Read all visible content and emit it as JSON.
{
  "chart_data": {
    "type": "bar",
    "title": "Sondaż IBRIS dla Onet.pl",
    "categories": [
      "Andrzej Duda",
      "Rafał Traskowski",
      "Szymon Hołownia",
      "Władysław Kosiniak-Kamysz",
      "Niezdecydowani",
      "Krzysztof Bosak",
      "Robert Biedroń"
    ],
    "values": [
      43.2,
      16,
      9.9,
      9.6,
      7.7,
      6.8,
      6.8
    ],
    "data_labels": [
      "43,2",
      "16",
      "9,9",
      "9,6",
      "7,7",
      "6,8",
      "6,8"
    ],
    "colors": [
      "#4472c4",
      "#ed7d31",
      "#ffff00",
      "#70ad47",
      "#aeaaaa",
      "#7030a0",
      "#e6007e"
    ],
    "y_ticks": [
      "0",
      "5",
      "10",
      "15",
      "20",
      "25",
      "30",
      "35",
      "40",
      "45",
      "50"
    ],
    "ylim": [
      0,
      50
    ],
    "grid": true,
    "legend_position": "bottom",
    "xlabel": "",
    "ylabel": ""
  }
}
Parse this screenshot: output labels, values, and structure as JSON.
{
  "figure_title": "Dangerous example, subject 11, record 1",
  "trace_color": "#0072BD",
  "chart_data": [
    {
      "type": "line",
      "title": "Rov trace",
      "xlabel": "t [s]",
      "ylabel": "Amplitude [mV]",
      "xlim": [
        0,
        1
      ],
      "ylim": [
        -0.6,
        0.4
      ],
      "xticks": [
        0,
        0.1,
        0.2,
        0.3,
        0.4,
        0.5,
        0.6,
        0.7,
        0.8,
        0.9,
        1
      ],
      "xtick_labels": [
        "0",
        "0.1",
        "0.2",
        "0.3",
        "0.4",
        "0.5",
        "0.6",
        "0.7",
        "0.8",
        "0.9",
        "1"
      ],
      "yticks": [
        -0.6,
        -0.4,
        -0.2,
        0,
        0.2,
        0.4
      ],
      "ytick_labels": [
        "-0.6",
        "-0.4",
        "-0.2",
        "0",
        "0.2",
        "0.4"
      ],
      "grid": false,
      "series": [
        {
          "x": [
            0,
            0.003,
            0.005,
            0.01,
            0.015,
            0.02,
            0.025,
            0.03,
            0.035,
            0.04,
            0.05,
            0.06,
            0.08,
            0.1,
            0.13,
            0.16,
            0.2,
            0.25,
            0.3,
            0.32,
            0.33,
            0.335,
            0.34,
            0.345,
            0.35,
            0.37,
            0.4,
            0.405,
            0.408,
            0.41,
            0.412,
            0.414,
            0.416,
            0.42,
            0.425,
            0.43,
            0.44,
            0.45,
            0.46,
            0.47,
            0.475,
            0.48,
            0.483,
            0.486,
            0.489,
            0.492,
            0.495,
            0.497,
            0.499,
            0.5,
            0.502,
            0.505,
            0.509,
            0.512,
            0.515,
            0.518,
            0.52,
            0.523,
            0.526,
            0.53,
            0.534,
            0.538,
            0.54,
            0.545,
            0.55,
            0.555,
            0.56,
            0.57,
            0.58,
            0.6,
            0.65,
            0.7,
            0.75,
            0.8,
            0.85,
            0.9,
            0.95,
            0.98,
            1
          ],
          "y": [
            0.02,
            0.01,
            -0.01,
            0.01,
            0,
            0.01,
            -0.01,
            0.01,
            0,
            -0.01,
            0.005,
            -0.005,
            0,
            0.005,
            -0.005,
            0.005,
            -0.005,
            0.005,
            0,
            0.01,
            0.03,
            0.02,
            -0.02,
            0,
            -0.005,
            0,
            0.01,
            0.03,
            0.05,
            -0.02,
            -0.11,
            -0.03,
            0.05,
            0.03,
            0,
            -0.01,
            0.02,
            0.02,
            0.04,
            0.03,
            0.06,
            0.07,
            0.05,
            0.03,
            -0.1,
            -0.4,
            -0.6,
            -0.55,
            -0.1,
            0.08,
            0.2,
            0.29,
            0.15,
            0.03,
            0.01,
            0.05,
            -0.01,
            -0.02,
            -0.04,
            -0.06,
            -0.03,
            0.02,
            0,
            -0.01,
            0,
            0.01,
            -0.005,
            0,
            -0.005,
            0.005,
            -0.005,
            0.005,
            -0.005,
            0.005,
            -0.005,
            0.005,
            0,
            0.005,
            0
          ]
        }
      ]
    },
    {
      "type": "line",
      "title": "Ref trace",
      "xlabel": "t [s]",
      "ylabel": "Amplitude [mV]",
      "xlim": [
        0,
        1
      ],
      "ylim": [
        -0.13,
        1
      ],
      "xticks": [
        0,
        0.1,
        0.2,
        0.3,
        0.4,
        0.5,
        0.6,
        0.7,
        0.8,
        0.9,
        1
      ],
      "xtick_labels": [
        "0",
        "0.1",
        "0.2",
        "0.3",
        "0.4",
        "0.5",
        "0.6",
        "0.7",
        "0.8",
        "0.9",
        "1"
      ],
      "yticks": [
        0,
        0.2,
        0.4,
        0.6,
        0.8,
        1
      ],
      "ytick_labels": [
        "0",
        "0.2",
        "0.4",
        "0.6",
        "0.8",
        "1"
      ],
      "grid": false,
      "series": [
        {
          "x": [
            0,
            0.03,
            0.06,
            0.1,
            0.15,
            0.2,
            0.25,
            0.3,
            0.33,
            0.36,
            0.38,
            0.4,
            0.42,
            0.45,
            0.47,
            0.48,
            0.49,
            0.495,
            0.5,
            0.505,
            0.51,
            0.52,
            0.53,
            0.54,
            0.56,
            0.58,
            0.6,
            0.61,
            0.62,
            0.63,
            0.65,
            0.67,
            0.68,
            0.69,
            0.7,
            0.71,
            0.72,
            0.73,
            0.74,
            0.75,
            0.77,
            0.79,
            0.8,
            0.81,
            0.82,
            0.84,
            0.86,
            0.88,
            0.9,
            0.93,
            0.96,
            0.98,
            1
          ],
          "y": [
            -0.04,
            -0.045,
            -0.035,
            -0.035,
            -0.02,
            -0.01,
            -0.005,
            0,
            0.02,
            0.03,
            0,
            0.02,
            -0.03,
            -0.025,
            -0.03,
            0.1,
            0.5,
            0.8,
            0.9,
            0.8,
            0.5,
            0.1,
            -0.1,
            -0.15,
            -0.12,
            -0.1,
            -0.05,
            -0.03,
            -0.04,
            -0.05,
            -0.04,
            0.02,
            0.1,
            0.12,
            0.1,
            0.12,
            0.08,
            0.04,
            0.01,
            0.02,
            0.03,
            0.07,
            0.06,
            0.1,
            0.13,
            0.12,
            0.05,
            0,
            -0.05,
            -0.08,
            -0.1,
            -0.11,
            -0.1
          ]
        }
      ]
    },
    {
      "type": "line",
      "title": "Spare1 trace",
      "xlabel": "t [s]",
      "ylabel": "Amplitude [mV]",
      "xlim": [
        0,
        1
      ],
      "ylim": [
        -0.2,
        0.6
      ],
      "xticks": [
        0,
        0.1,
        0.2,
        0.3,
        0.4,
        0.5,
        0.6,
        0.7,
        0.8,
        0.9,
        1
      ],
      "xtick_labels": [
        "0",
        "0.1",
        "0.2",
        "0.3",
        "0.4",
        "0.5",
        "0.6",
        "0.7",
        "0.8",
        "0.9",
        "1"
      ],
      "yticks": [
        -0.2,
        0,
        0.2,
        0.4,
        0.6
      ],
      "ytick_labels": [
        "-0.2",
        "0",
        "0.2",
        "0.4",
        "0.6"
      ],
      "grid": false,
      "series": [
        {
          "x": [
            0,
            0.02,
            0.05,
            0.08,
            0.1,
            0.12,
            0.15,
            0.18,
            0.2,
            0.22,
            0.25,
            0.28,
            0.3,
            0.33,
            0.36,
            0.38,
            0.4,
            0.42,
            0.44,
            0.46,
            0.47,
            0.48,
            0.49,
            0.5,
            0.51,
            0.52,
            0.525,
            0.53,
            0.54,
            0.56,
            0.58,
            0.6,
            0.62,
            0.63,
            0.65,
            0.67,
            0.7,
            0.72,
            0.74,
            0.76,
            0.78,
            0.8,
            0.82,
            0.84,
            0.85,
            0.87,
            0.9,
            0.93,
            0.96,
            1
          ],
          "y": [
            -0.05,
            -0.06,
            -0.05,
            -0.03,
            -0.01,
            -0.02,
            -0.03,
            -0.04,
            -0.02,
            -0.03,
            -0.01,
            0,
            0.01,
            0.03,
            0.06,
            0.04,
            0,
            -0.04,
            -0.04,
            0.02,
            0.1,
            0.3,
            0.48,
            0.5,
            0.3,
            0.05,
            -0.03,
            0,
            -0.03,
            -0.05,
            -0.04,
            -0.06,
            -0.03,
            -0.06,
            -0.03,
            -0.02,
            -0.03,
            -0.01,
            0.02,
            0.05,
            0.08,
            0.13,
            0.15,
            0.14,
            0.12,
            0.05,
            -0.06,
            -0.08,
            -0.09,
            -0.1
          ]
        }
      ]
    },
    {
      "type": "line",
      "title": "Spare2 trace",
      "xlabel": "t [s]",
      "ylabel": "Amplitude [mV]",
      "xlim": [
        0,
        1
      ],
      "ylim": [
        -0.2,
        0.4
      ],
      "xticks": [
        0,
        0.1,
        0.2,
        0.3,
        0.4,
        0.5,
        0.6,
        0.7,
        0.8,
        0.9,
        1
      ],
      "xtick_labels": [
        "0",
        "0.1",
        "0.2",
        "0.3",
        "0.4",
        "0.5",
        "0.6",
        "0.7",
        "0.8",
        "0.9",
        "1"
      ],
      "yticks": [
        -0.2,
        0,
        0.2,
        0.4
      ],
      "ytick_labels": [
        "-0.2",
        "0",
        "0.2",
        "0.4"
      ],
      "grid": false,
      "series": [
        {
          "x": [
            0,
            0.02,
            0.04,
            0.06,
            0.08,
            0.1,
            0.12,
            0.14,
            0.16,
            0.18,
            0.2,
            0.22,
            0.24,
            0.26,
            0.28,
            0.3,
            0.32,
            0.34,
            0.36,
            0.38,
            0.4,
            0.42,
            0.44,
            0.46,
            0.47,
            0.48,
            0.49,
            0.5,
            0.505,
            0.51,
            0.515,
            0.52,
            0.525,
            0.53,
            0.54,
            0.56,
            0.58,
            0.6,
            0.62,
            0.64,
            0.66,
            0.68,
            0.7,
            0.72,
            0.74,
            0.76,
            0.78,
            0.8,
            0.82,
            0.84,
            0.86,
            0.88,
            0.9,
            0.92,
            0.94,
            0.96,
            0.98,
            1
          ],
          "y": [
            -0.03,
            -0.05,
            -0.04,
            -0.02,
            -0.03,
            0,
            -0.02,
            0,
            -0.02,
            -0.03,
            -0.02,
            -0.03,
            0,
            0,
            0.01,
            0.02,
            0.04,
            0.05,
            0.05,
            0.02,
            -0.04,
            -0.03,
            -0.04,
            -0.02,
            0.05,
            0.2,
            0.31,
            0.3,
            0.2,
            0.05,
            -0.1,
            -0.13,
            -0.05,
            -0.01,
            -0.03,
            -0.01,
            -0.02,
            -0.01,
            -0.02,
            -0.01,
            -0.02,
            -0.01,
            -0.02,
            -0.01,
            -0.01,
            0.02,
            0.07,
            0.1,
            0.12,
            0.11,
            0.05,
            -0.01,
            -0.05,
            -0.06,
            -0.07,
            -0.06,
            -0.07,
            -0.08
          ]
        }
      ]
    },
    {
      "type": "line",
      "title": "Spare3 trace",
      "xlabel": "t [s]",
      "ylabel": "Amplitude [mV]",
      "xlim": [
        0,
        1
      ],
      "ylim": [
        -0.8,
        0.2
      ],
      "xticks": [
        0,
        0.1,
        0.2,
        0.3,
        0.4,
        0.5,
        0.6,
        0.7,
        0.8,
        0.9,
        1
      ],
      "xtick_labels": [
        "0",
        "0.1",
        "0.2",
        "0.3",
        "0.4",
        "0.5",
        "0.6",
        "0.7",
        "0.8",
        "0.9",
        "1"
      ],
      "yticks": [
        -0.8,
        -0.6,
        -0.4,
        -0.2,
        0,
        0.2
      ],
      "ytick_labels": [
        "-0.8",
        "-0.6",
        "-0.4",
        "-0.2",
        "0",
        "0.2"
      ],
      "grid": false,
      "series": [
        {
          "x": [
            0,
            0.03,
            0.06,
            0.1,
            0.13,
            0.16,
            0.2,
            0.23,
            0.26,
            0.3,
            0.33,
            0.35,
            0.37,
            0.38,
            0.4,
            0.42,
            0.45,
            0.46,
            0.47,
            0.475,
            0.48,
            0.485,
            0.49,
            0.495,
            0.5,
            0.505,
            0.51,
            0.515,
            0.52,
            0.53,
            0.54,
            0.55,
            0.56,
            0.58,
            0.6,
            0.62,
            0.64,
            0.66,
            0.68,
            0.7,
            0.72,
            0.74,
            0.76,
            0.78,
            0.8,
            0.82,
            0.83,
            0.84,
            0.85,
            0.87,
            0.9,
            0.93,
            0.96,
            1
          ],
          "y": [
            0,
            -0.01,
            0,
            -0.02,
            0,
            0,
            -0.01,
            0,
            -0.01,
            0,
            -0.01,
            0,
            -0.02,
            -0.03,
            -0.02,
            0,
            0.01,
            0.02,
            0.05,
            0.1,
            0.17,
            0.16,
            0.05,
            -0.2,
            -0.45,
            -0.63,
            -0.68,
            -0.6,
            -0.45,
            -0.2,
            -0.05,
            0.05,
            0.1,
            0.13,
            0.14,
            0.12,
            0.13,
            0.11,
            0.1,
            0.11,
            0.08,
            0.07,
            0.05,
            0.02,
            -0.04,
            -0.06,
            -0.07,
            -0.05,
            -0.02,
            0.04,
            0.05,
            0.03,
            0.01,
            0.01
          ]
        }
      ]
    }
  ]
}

- - - -

* **What to produce**:
Please list every line of the records that contains "values".

* **Solution to this task**:
    "values": [
Parse this screenshot: output labels, values, and structure as JSON.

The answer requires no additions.